FRAGMENTO CITADO —

((

Y esa vocación por la invisibilidad, sumada a su humildad a prueba de aduladores con la que relativizaba sus logros, lo llevó a replegarse con discreción durante sus últimos años en su departamento del céntrico Ensanche barcelonés y a no prodigarse en absoluto. Las entrevistas que brindó Porrúa en la última década pueden contarse con los dedos de una mano. Y en todas ellas no hizo más que ratificar su sencillo y modesto credo editorial.
Lo cierto es que Porrúa tampoco era muy amigo de premios y reconocimientos. Jorge Herralde recuerda en Por orden alfabético cómo forzó su presencia en la Feria Internacional de Guadalajara de 2003 para recibir el Reconocimiento al Mérito Editorial al comunicarle apenado que no podría asistir, pero que enviaría su discurso. La respuesta de Porrúa fue más que elocuente: “Vaya, yo había pensado no ir y escribir un texto para que lo leyeras tú”. Sin embargo por entonces, y pese a su obstinado retiro, ya había tomado forma “una de las leyendas semisecretas, o directamente secretas, de la edición en lengua española”, a decir de Herralde, mientras se añejaban como un buen vino los grandes libros que había publicado.

))

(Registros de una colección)
((

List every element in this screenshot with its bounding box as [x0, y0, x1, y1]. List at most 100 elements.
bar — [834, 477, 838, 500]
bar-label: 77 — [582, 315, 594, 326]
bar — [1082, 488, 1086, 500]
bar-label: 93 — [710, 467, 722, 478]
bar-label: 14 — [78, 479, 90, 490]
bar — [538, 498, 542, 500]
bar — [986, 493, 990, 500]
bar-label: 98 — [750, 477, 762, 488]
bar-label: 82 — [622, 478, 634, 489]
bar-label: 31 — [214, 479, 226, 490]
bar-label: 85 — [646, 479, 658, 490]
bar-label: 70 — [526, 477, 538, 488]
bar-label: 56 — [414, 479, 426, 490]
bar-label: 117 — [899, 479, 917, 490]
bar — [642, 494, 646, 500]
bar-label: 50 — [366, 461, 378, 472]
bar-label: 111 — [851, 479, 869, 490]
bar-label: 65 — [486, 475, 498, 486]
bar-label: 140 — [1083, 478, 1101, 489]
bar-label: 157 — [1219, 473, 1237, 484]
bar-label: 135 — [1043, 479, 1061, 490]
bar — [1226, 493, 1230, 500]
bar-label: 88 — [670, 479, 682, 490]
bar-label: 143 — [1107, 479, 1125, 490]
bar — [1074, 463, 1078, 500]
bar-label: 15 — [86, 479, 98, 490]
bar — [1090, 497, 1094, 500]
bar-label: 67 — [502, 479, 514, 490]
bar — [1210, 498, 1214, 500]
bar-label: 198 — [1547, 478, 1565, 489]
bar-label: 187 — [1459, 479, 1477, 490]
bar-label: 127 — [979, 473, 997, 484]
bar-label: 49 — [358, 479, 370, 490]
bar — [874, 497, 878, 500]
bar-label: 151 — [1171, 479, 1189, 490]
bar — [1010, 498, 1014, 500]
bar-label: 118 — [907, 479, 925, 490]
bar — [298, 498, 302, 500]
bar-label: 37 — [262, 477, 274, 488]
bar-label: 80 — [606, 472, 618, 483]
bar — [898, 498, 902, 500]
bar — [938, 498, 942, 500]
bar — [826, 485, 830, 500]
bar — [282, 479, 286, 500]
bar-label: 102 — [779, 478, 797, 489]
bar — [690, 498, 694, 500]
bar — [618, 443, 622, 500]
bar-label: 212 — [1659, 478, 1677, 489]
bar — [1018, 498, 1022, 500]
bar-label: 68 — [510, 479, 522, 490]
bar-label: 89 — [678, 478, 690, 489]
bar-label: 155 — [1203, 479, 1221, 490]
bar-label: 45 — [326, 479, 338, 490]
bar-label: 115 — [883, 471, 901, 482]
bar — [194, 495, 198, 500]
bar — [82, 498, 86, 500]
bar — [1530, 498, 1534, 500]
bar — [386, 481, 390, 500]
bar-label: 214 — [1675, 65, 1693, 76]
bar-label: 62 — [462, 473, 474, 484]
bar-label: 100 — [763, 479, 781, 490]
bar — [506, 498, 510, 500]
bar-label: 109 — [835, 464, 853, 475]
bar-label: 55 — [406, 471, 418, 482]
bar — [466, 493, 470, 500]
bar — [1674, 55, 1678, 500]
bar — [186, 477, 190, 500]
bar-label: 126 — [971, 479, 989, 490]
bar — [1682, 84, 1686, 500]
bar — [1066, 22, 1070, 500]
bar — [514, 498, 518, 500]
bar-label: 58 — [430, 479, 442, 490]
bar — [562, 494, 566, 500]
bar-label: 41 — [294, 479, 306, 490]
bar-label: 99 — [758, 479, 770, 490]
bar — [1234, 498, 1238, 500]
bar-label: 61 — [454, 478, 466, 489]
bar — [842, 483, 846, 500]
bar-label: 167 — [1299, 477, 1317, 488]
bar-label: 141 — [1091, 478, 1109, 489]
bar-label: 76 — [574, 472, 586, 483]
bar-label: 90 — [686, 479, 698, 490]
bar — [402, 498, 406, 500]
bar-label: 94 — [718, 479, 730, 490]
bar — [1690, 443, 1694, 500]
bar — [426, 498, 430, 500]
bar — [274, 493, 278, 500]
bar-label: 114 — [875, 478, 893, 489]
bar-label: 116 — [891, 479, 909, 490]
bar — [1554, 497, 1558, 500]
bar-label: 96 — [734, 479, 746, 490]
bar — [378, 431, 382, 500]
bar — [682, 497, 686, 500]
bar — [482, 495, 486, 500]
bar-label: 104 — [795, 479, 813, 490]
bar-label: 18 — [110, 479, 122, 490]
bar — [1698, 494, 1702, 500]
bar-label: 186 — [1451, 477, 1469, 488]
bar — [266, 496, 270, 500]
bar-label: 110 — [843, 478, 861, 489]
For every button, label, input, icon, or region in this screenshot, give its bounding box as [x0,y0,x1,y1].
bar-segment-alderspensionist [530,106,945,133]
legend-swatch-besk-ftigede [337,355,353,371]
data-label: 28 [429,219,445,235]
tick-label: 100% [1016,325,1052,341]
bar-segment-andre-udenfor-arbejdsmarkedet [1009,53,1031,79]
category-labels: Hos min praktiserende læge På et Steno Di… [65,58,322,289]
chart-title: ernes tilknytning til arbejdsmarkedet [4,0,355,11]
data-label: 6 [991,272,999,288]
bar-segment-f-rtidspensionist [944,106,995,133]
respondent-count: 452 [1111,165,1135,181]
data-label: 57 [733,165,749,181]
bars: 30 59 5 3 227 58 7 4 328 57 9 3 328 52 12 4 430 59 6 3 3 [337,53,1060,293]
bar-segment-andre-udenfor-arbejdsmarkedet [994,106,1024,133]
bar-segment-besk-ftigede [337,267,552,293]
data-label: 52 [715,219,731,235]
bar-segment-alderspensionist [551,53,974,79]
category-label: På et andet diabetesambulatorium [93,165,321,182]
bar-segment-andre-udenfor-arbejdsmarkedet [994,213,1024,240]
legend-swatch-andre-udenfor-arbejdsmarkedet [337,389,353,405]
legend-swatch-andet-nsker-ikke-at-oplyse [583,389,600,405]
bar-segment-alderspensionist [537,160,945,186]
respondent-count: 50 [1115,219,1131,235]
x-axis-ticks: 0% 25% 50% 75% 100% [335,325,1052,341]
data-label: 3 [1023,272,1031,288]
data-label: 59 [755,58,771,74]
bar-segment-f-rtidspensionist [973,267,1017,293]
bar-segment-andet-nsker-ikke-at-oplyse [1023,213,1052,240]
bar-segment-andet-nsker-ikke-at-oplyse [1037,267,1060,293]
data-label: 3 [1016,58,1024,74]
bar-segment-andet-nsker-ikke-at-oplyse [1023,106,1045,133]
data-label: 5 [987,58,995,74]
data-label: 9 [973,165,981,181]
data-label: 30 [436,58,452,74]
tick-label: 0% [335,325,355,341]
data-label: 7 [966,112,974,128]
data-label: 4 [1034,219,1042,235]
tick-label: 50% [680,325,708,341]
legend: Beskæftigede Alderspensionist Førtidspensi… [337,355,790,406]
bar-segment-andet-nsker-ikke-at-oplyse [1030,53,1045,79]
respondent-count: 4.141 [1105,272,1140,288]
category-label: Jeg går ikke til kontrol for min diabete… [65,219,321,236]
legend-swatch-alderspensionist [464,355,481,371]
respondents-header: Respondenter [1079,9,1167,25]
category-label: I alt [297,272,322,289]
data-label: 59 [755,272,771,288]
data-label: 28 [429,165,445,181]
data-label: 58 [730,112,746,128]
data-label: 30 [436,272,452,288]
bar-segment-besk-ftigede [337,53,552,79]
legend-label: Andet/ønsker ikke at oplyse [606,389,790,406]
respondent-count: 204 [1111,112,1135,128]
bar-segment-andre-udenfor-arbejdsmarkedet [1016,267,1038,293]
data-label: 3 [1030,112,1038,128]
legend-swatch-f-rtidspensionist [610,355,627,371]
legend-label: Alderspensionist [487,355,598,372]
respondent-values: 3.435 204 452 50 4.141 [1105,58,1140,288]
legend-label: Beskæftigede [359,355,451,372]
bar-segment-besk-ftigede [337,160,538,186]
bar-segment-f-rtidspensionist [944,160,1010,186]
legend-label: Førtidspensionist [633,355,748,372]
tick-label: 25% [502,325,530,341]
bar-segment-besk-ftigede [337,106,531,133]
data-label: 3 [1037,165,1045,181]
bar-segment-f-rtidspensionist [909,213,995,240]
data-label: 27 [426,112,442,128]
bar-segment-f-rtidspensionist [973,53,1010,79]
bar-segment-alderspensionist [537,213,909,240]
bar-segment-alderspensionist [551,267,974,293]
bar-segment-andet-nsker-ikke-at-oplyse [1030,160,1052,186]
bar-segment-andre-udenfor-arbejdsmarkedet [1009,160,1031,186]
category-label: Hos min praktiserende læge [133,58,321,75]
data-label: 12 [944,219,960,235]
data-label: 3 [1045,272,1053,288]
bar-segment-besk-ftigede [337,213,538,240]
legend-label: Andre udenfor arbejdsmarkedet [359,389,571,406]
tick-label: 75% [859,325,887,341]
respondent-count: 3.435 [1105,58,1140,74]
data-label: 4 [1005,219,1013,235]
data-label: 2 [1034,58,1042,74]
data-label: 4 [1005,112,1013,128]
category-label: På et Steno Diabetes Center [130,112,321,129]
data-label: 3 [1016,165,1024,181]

))

CONSIGNA A —
Repite sin cambios el fragmento sobre Porrúa, comenzando en "Y esa vocación" y siguiendo hasta "modesto credo editorial.".
CONSIGNA B —
Según el fragmento sobre Porrúa, ¿en qué feria y en qué año iba a recibir el Reconocimiento al Mérito Editorial?
CONSIGNA C —
Por favor, escribe la continuación del fragmento sobre Porrúa a partir de su última oración.

RESPUESTA A —
Y esa vocación por la invisibilidad, sumada a su humildad a prueba de aduladores con la que relativizaba sus logros, lo llevó a replegarse con discreción durante sus últimos años en su departamento del céntrico Ensanche barcelonés y a no prodigarse en absoluto. Las entrevistas que brindó Porrúa en la última década pueden contarse con los dedos de una mano. Y en todas ellas no hizo más que ratificar su sencillo y modesto credo editorial.

RESPUESTA B —
En la Feria Internacional de Guadalajara de 2003.

RESPUESTA C —
El primero de ellos fue sin duda Crónicas marcianas, de Ray Bradbury, en su propia traducción y con prólogo de Jorge Luis Borges, obra con la que inauguraría Minotauro en 1955. Nacido en Corcubión (La Coruña) en 1922, Porrúa creció en Comodoro Rivadavia al calor de autores como Jules Verne o H.G. Wells, que en cierto modo lo predestinarían a convertirse con los años en una suerte de prócer de la literatura fantástica y la ciencia ficción en lengua castellana. Y a su sello editorial, en toda una referencia internacional del género con nombres como lo de Ballard, Philip K. Dick, William Gibson, Aldiss o Ángela Carter; hasta el increíble éxito que más de veinte años después alcanzaría con la primera entrega de una trilogía, que también traduciría Porrúa, cuyos derechos en español estaban en manos de una editorial quebrada que ya no la publicaría, Fabril Editores, de Jacobo Muchnik. Se trataba de El señor de los anillos, de J.R.R. Tolkien. Un fenómeno que le reportaría a Porrúa cierto desahogo para vender en 2001, después de 25 años y ya establecido en Barcelona, la mítica Editorial Minotauro al Grupo Planeta.
HITOS DE UNA HISTORIA
Sin embargo, mucho antes de eso Porrúa ya había trazado -es decir, publicado- los grandes hitos de su leyenda. Si, como se suele afirmar, la implacable agente literaria Carmen Balcells fue la madre del boom latinoamericano, entonces el padre en la sombras -antes que el mítico creador del premio Biblioteca Breve Carlos Barral- fue “Paco” Porrúa.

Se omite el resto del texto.